**DIRECTIONS FOR THIS TASK:** Return the lines below that carry the word "Barra".

**LISTING:**

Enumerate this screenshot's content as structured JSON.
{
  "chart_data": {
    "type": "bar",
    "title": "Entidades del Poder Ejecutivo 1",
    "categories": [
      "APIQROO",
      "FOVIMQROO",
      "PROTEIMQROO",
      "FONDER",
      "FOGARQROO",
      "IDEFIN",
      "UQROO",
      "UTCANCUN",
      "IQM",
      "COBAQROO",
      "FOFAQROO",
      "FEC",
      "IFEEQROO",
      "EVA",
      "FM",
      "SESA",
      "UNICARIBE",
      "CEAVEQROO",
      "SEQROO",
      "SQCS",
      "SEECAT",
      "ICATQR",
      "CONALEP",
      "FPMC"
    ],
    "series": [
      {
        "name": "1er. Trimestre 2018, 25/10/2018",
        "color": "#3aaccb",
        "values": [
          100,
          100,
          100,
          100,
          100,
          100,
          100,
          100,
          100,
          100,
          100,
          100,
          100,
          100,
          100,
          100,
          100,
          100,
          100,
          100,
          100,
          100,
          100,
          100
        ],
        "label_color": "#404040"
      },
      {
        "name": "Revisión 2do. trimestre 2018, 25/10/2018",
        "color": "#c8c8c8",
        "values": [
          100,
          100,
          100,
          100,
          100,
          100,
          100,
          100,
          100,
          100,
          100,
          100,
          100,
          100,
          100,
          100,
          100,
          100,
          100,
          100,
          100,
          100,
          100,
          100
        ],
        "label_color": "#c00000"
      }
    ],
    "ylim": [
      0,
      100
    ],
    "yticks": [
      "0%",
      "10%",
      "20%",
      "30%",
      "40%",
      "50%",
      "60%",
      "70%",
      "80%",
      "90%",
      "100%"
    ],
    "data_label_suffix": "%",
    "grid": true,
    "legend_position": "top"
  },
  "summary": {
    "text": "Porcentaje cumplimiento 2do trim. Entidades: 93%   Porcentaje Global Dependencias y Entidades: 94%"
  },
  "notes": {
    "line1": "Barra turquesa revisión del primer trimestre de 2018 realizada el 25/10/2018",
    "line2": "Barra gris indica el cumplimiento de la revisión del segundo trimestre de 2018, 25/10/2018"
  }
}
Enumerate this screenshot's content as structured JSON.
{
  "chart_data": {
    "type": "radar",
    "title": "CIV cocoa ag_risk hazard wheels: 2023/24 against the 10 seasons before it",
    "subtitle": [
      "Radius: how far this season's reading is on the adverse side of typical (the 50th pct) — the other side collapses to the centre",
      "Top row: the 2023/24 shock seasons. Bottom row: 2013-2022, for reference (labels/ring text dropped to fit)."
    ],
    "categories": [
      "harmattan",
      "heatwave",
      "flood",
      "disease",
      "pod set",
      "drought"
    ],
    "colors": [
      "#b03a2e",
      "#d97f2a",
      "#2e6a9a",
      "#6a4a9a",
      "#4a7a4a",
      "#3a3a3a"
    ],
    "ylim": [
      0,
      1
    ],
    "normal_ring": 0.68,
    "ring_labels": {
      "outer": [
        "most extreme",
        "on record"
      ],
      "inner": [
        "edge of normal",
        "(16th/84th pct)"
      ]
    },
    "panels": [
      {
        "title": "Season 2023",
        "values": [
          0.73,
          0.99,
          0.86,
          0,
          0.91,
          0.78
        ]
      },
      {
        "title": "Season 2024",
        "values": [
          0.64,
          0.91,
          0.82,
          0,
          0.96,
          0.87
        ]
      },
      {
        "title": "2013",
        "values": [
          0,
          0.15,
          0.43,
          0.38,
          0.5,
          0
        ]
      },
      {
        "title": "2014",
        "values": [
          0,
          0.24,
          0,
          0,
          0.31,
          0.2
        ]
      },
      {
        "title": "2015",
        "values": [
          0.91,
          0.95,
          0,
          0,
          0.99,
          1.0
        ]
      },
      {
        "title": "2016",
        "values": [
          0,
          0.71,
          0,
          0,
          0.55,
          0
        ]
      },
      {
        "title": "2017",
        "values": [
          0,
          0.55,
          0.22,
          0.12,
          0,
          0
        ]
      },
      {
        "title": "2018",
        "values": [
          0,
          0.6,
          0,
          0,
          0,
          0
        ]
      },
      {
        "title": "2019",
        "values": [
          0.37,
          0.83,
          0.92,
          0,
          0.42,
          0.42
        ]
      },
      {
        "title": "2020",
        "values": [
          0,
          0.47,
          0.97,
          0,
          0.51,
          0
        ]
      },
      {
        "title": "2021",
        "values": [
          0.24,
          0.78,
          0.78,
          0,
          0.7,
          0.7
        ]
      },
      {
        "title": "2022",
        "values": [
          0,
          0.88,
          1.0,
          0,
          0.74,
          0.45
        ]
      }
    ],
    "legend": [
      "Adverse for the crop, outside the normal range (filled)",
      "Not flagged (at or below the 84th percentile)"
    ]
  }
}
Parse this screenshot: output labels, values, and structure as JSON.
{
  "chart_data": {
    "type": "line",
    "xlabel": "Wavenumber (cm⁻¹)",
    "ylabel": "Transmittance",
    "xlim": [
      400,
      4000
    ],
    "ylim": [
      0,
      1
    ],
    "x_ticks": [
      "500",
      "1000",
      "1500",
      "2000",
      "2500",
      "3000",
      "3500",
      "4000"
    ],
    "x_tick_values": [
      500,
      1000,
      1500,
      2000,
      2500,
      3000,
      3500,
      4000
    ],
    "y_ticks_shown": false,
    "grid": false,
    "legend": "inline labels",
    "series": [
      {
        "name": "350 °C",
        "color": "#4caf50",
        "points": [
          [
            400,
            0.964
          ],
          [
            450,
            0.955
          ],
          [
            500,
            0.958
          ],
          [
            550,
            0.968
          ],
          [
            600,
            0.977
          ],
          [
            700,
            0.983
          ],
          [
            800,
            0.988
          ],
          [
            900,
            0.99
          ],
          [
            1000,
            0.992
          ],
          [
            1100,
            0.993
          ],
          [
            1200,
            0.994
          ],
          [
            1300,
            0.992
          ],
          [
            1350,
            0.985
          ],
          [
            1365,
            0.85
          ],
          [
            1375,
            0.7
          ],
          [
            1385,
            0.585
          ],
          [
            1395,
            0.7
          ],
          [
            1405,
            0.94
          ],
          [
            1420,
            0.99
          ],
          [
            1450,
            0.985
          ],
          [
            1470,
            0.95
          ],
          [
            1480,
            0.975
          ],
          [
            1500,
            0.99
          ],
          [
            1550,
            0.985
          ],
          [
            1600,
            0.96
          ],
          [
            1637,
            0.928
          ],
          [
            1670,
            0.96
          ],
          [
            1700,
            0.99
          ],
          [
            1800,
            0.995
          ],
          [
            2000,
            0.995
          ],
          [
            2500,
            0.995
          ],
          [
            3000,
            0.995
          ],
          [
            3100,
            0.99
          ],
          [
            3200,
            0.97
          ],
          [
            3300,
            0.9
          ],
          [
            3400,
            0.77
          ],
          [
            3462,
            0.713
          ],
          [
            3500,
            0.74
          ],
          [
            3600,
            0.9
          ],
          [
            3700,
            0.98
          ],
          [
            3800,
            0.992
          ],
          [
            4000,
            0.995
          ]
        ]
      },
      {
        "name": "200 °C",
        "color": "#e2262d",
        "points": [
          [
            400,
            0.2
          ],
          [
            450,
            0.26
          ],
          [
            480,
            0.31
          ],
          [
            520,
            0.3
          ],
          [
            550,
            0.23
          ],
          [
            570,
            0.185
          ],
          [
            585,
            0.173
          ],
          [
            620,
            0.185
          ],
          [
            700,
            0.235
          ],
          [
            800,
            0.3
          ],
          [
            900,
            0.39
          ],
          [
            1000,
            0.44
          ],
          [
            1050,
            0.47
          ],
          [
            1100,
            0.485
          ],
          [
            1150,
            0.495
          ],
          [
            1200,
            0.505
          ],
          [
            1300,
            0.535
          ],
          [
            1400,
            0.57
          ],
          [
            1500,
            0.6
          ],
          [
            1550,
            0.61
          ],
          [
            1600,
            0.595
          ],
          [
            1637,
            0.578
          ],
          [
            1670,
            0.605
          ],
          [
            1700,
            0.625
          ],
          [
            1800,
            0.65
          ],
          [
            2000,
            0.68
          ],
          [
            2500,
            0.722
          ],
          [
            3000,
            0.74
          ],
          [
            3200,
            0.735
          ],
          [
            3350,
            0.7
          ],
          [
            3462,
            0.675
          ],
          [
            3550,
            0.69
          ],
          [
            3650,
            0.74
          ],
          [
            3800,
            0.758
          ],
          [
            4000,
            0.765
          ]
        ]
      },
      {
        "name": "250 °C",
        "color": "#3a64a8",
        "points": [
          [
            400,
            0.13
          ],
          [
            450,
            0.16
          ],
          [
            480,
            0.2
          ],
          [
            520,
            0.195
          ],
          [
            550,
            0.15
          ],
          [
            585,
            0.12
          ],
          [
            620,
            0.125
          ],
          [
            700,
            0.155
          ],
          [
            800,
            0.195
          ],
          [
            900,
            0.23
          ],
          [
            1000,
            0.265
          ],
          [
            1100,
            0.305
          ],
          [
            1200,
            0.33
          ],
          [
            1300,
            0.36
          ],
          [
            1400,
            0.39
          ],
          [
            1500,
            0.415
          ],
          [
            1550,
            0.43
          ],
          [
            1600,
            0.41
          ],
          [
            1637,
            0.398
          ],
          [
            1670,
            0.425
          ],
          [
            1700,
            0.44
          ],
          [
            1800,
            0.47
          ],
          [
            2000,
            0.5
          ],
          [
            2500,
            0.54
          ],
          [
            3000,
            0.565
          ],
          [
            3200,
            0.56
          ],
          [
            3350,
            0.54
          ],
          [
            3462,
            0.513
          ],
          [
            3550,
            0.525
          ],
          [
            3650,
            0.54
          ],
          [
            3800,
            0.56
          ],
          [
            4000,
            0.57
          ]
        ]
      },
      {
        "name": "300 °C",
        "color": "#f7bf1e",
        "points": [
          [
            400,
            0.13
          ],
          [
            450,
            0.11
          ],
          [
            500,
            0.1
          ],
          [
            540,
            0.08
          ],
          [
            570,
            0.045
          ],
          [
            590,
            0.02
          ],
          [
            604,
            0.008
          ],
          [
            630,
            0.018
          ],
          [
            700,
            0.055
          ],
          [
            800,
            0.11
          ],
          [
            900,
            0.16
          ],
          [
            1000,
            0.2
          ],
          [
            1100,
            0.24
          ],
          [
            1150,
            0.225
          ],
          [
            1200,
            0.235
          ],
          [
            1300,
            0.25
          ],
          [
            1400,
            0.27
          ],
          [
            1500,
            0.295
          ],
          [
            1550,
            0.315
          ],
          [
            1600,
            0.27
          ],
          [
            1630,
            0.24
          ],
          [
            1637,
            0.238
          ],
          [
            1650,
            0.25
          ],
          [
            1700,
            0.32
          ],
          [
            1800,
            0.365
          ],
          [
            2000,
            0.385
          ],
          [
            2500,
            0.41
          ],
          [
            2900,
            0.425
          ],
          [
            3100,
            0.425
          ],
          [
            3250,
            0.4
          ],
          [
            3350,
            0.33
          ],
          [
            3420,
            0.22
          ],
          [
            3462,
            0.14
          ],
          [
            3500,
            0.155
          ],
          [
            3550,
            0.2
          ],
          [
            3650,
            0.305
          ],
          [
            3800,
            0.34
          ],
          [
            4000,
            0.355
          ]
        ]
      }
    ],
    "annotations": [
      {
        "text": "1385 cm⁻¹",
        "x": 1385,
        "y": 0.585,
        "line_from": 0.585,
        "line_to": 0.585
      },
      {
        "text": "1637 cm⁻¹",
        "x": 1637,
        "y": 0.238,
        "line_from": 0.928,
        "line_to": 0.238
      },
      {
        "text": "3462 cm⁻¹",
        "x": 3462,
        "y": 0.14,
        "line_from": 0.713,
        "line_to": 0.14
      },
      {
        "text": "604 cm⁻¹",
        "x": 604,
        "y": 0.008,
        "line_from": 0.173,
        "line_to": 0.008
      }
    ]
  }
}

**TASK ANSWER:**
    "line1": "Barra turquesa revisión del primer trimestre de 2018 realizada el 25/10/2018",
    "line2": "Barra gris indica el cumplimiento de la revisión del segundo trimestre de 2018, 25/10/2018"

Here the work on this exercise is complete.